WHAT THIS TASK INVOLVES: Extract each line of the records below that contains the word "turning".

===== TASK INPUTS =====

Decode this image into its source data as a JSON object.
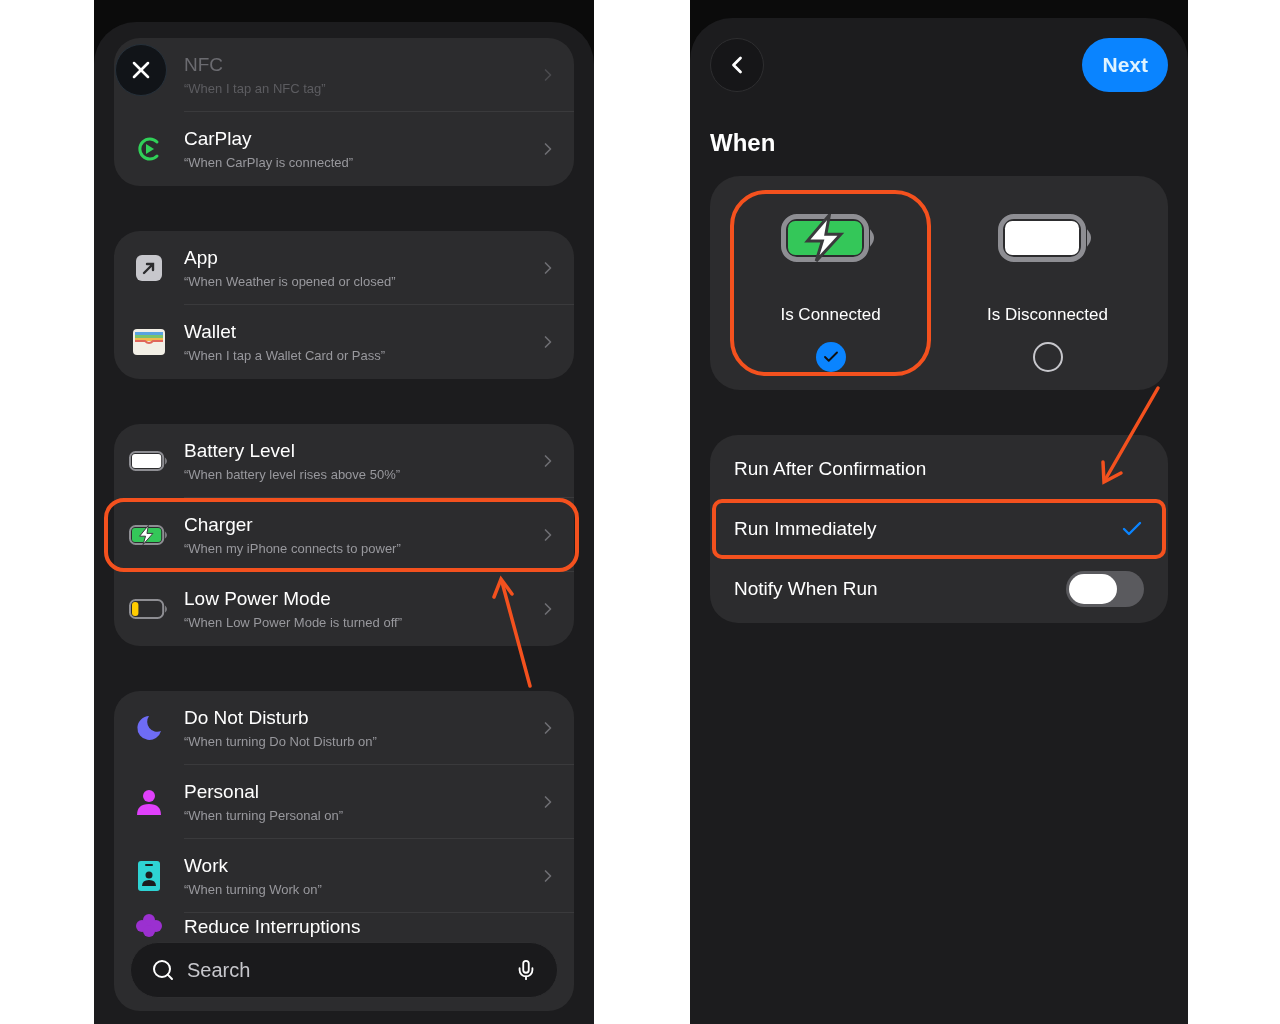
{
  "left_screen": {
    "groups": [
      {
        "items": [
          {
            "title": "NFC",
            "subtitle": "“When I tap an NFC tag”",
            "disabled": true,
            "highlighted": false
          },
          {
            "title": "CarPlay",
            "subtitle": "“When CarPlay is connected”",
            "disabled": false,
            "highlighted": false
          }
        ]
      },
      {
        "items": [
          {
            "title": "App",
            "subtitle": "“When Weather is opened or closed”",
            "disabled": false,
            "highlighted": false
          },
          {
            "title": "Wallet",
            "subtitle": "“When I tap a Wallet Card or Pass”",
            "disabled": false,
            "highlighted": false
          }
        ]
      },
      {
        "items": [
          {
            "title": "Battery Level",
            "subtitle": "“When battery level rises above 50%”",
            "disabled": false,
            "highlighted": false
          },
          {
            "title": "Charger",
            "subtitle": "“When my iPhone connects to power”",
            "disabled": false,
            "highlighted": true
          },
          {
            "title": "Low Power Mode",
            "subtitle": "“When Low Power Mode is turned off”",
            "disabled": false,
            "highlighted": false
          }
        ]
      },
      {
        "items": [
          {
            "title": "Do Not Disturb",
            "subtitle": "“When turning Do Not Disturb on”",
            "disabled": false,
            "highlighted": false
          },
          {
            "title": "Personal",
            "subtitle": "“When turning Personal on”",
            "disabled": false,
            "highlighted": false
          },
          {
            "title": "Work",
            "subtitle": "“When turning Work on”",
            "disabled": false,
            "highlighted": false
          },
          {
            "title": "Reduce Interruptions",
            "disabled": false,
            "highlighted": false
          }
        ]
      }
    ],
    "search": {
      "placeholder": "Search"
    }
  },
  "right_screen": {
    "next_button": "Next",
    "title": "When",
    "options": [
      {
        "label": "Is Connected",
        "selected": true,
        "highlighted": true
      },
      {
        "label": "Is Disconnected",
        "selected": false,
        "highlighted": false
      }
    ],
    "run_modes": [
      {
        "kind": "choice",
        "label": "Run After Confirmation",
        "selected": false,
        "highlighted": false
      },
      {
        "kind": "choice",
        "label": "Run Immediately",
        "selected": true,
        "highlighted": true
      },
      {
        "kind": "toggle",
        "label": "Notify When Run",
        "on": false,
        "highlighted": false
      }
    ]
  }
}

=====

TASK RESPONSE:
            "subtitle": "“When turning Do Not Disturb on”",
            "subtitle": "“When turning Personal on”",
            "subtitle": "“When turning Work on”",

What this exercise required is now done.